[A block of data]
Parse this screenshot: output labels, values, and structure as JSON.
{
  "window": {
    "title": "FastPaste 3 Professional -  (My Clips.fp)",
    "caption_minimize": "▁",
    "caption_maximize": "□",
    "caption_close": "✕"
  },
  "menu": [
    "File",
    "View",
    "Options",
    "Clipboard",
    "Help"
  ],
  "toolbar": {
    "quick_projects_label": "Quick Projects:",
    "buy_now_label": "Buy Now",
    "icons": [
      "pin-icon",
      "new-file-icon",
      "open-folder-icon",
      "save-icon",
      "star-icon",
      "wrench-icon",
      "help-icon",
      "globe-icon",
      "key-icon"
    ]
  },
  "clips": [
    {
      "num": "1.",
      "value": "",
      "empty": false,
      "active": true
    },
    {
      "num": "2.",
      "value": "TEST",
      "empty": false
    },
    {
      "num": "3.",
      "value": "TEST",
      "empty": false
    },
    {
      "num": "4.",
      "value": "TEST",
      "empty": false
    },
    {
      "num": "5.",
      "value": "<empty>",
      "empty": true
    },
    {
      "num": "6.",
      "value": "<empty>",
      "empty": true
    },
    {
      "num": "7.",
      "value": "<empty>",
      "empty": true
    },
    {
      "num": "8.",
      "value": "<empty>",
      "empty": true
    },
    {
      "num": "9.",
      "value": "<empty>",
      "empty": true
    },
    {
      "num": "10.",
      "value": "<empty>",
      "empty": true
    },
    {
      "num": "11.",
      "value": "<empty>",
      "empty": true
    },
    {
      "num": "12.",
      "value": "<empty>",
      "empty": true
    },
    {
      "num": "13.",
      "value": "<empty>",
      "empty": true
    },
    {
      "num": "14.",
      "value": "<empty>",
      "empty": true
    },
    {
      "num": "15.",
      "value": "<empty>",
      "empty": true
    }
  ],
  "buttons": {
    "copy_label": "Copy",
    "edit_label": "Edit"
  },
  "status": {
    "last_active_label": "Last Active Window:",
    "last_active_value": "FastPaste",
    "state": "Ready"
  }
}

* _What is asked_:
Write out the whole listing exactly.

* _The completed task_:
Parse this screenshot: output labels, values, and structure as JSON.
{
  "window": {
    "title": "FastPaste 3 Professional -  (My Clips.fp)",
    "caption_minimize": "▁",
    "caption_maximize": "□",
    "caption_close": "✕"
  },
  "menu": [
    "File",
    "View",
    "Options",
    "Clipboard",
    "Help"
  ],
  "toolbar": {
    "quick_projects_label": "Quick Projects:",
    "buy_now_label": "Buy Now",
    "icons": [
      "pin-icon",
      "new-file-icon",
      "open-folder-icon",
      "save-icon",
      "star-icon",
      "wrench-icon",
      "help-icon",
      "globe-icon",
      "key-icon"
    ]
  },
  "clips": [
    {
      "num": "1.",
      "value": "",
      "empty": false,
      "active": true
    },
    {
      "num": "2.",
      "value": "TEST",
      "empty": false
    },
    {
      "num": "3.",
      "value": "TEST",
      "empty": false
    },
    {
      "num": "4.",
      "value": "TEST",
      "empty": false
    },
    {
      "num": "5.",
      "value": "<empty>",
      "empty": true
    },
    {
      "num": "6.",
      "value": "<empty>",
      "empty": true
    },
    {
      "num": "7.",
      "value": "<empty>",
      "empty": true
    },
    {
      "num": "8.",
      "value": "<empty>",
      "empty": true
    },
    {
      "num": "9.",
      "value": "<empty>",
      "empty": true
    },
    {
      "num": "10.",
      "value": "<empty>",
      "empty": true
    },
    {
      "num": "11.",
      "value": "<empty>",
      "empty": true
    },
    {
      "num": "12.",
      "value": "<empty>",
      "empty": true
    },
    {
      "num": "13.",
      "value": "<empty>",
      "empty": true
    },
    {
      "num": "14.",
      "value": "<empty>",
      "empty": true
    },
    {
      "num": "15.",
      "value": "<empty>",
      "empty": true
    }
  ],
  "buttons": {
    "copy_label": "Copy",
    "edit_label": "Edit"
  },
  "status": {
    "last_active_label": "Last Active Window:",
    "last_active_value": "FastPaste",
    "state": "Ready"
  }
}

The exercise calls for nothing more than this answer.